◆ Written problem ◆
Print all of the data exactly.

◆ Supplied entries ◆
-- START --

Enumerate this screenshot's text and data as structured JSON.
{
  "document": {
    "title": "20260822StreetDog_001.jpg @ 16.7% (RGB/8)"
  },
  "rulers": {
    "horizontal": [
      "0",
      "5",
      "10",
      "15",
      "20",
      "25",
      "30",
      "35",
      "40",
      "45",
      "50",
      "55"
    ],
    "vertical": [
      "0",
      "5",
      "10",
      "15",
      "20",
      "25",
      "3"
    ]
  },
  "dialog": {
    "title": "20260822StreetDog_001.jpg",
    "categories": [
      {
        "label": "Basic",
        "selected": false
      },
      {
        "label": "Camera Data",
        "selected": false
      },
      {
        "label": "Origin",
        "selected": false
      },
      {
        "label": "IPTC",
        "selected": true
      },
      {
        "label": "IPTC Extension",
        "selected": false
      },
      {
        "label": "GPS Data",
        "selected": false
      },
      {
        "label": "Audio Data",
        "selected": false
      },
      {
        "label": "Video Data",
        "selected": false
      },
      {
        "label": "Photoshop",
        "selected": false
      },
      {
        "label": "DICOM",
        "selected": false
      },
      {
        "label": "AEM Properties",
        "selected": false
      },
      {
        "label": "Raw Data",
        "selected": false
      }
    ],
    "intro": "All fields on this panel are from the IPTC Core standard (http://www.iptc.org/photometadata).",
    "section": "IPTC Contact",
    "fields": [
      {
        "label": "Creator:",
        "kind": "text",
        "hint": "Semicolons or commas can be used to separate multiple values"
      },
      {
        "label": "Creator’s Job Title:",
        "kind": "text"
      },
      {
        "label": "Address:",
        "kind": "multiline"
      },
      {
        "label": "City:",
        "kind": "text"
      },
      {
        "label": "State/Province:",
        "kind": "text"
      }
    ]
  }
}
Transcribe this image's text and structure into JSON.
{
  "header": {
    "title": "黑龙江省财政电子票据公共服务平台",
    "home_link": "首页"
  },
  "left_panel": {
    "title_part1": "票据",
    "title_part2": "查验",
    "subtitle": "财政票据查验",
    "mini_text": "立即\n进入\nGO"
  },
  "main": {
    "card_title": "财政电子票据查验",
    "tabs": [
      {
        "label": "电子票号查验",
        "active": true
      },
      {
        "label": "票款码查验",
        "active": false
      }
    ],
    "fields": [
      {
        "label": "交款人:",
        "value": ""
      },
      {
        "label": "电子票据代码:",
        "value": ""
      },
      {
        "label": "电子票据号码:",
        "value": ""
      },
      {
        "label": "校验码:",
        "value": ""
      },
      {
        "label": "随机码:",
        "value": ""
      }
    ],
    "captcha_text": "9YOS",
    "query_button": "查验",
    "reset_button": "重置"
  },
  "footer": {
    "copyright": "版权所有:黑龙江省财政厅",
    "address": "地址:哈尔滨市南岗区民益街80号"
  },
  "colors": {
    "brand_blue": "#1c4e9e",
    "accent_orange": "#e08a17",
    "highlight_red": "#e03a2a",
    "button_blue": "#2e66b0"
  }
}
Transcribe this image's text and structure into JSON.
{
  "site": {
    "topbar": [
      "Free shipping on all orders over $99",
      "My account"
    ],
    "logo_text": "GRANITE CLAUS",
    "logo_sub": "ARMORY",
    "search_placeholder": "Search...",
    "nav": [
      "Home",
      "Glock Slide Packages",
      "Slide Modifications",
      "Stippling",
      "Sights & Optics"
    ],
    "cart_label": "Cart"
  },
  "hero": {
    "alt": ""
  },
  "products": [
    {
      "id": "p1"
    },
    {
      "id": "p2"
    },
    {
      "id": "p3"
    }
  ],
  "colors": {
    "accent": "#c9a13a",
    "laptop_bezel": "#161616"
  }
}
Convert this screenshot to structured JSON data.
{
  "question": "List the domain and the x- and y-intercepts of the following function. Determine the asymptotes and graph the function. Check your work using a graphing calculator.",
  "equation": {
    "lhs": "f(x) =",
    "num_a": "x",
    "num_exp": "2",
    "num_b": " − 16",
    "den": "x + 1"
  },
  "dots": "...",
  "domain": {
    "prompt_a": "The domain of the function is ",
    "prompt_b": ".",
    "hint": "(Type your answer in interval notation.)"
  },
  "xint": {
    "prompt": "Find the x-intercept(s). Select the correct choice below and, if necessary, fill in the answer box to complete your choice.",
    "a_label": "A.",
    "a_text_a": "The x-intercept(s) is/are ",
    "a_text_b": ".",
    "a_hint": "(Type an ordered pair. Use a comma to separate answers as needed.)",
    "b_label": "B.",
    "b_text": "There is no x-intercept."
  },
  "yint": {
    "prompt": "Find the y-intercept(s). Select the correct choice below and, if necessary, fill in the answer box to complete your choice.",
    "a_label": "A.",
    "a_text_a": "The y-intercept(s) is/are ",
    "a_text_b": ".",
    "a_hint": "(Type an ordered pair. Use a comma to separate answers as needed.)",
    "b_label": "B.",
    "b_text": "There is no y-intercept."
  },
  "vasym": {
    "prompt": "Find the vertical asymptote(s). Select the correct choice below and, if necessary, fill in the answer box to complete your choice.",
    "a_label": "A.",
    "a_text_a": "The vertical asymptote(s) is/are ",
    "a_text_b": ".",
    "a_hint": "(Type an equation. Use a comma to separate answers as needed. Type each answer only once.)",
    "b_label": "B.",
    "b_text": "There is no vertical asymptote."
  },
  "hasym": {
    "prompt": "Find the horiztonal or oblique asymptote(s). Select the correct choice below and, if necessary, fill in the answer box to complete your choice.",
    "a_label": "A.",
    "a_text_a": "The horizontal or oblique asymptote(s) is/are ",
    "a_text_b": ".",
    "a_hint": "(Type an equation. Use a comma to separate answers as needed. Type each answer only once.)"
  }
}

-- END --

◆ Solution to the exercise ◆
Enumerate this screenshot's text and data as structured JSON.
{
  "document": {
    "title": "20260822StreetDog_001.jpg @ 16.7% (RGB/8)"
  },
  "rulers": {
    "horizontal": [
      "0",
      "5",
      "10",
      "15",
      "20",
      "25",
      "30",
      "35",
      "40",
      "45",
      "50",
      "55"
    ],
    "vertical": [
      "0",
      "5",
      "10",
      "15",
      "20",
      "25",
      "3"
    ]
  },
  "dialog": {
    "title": "20260822StreetDog_001.jpg",
    "categories": [
      {
        "label": "Basic",
        "selected": false
      },
      {
        "label": "Camera Data",
        "selected": false
      },
      {
        "label": "Origin",
        "selected": false
      },
      {
        "label": "IPTC",
        "selected": true
      },
      {
        "label": "IPTC Extension",
        "selected": false
      },
      {
        "label": "GPS Data",
        "selected": false
      },
      {
        "label": "Audio Data",
        "selected": false
      },
      {
        "label": "Video Data",
        "selected": false
      },
      {
        "label": "Photoshop",
        "selected": false
      },
      {
        "label": "DICOM",
        "selected": false
      },
      {
        "label": "AEM Properties",
        "selected": false
      },
      {
        "label": "Raw Data",
        "selected": false
      }
    ],
    "intro": "All fields on this panel are from the IPTC Core standard (http://www.iptc.org/photometadata).",
    "section": "IPTC Contact",
    "fields": [
      {
        "label": "Creator:",
        "kind": "text",
        "hint": "Semicolons or commas can be used to separate multiple values"
      },
      {
        "label": "Creator’s Job Title:",
        "kind": "text"
      },
      {
        "label": "Address:",
        "kind": "multiline"
      },
      {
        "label": "City:",
        "kind": "text"
      },
      {
        "label": "State/Province:",
        "kind": "text"
      }
    ]
  }
}
Transcribe this image's text and structure into JSON.
{
  "header": {
    "title": "黑龙江省财政电子票据公共服务平台",
    "home_link": "首页"
  },
  "left_panel": {
    "title_part1": "票据",
    "title_part2": "查验",
    "subtitle": "财政票据查验",
    "mini_text": "立即\n进入\nGO"
  },
  "main": {
    "card_title": "财政电子票据查验",
    "tabs": [
      {
        "label": "电子票号查验",
        "active": true
      },
      {
        "label": "票款码查验",
        "active": false
      }
    ],
    "fields": [
      {
        "label": "交款人:",
        "value": ""
      },
      {
        "label": "电子票据代码:",
        "value": ""
      },
      {
        "label": "电子票据号码:",
        "value": ""
      },
      {
        "label": "校验码:",
        "value": ""
      },
      {
        "label": "随机码:",
        "value": ""
      }
    ],
    "captcha_text": "9YOS",
    "query_button": "查验",
    "reset_button": "重置"
  },
  "footer": {
    "copyright": "版权所有:黑龙江省财政厅",
    "address": "地址:哈尔滨市南岗区民益街80号"
  },
  "colors": {
    "brand_blue": "#1c4e9e",
    "accent_orange": "#e08a17",
    "highlight_red": "#e03a2a",
    "button_blue": "#2e66b0"
  }
}
Transcribe this image's text and structure into JSON.
{
  "site": {
    "topbar": [
      "Free shipping on all orders over $99",
      "My account"
    ],
    "logo_text": "GRANITE CLAUS",
    "logo_sub": "ARMORY",
    "search_placeholder": "Search...",
    "nav": [
      "Home",
      "Glock Slide Packages",
      "Slide Modifications",
      "Stippling",
      "Sights & Optics"
    ],
    "cart_label": "Cart"
  },
  "hero": {
    "alt": ""
  },
  "products": [
    {
      "id": "p1"
    },
    {
      "id": "p2"
    },
    {
      "id": "p3"
    }
  ],
  "colors": {
    "accent": "#c9a13a",
    "laptop_bezel": "#161616"
  }
}
Convert this screenshot to structured JSON data.
{
  "question": "List the domain and the x- and y-intercepts of the following function. Determine the asymptotes and graph the function. Check your work using a graphing calculator.",
  "equation": {
    "lhs": "f(x) =",
    "num_a": "x",
    "num_exp": "2",
    "num_b": " − 16",
    "den": "x + 1"
  },
  "dots": "...",
  "domain": {
    "prompt_a": "The domain of the function is ",
    "prompt_b": ".",
    "hint": "(Type your answer in interval notation.)"
  },
  "xint": {
    "prompt": "Find the x-intercept(s). Select the correct choice below and, if necessary, fill in the answer box to complete your choice.",
    "a_label": "A.",
    "a_text_a": "The x-intercept(s) is/are ",
    "a_text_b": ".",
    "a_hint": "(Type an ordered pair. Use a comma to separate answers as needed.)",
    "b_label": "B.",
    "b_text": "There is no x-intercept."
  },
  "yint": {
    "prompt": "Find the y-intercept(s). Select the correct choice below and, if necessary, fill in the answer box to complete your choice.",
    "a_label": "A.",
    "a_text_a": "The y-intercept(s) is/are ",
    "a_text_b": ".",
    "a_hint": "(Type an ordered pair. Use a comma to separate answers as needed.)",
    "b_label": "B.",
    "b_text": "There is no y-intercept."
  },
  "vasym": {
    "prompt": "Find the vertical asymptote(s). Select the correct choice below and, if necessary, fill in the answer box to complete your choice.",
    "a_label": "A.",
    "a_text_a": "The vertical asymptote(s) is/are ",
    "a_text_b": ".",
    "a_hint": "(Type an equation. Use a comma to separate answers as needed. Type each answer only once.)",
    "b_label": "B.",
    "b_text": "There is no vertical asymptote."
  },
  "hasym": {
    "prompt": "Find the horiztonal or oblique asymptote(s). Select the correct choice below and, if necessary, fill in the answer box to complete your choice.",
    "a_label": "A.",
    "a_text_a": "The horizontal or oblique asymptote(s) is/are ",
    "a_text_b": ".",
    "a_hint": "(Type an equation. Use a comma to separate answers as needed. Type each answer only once.)"
  }
}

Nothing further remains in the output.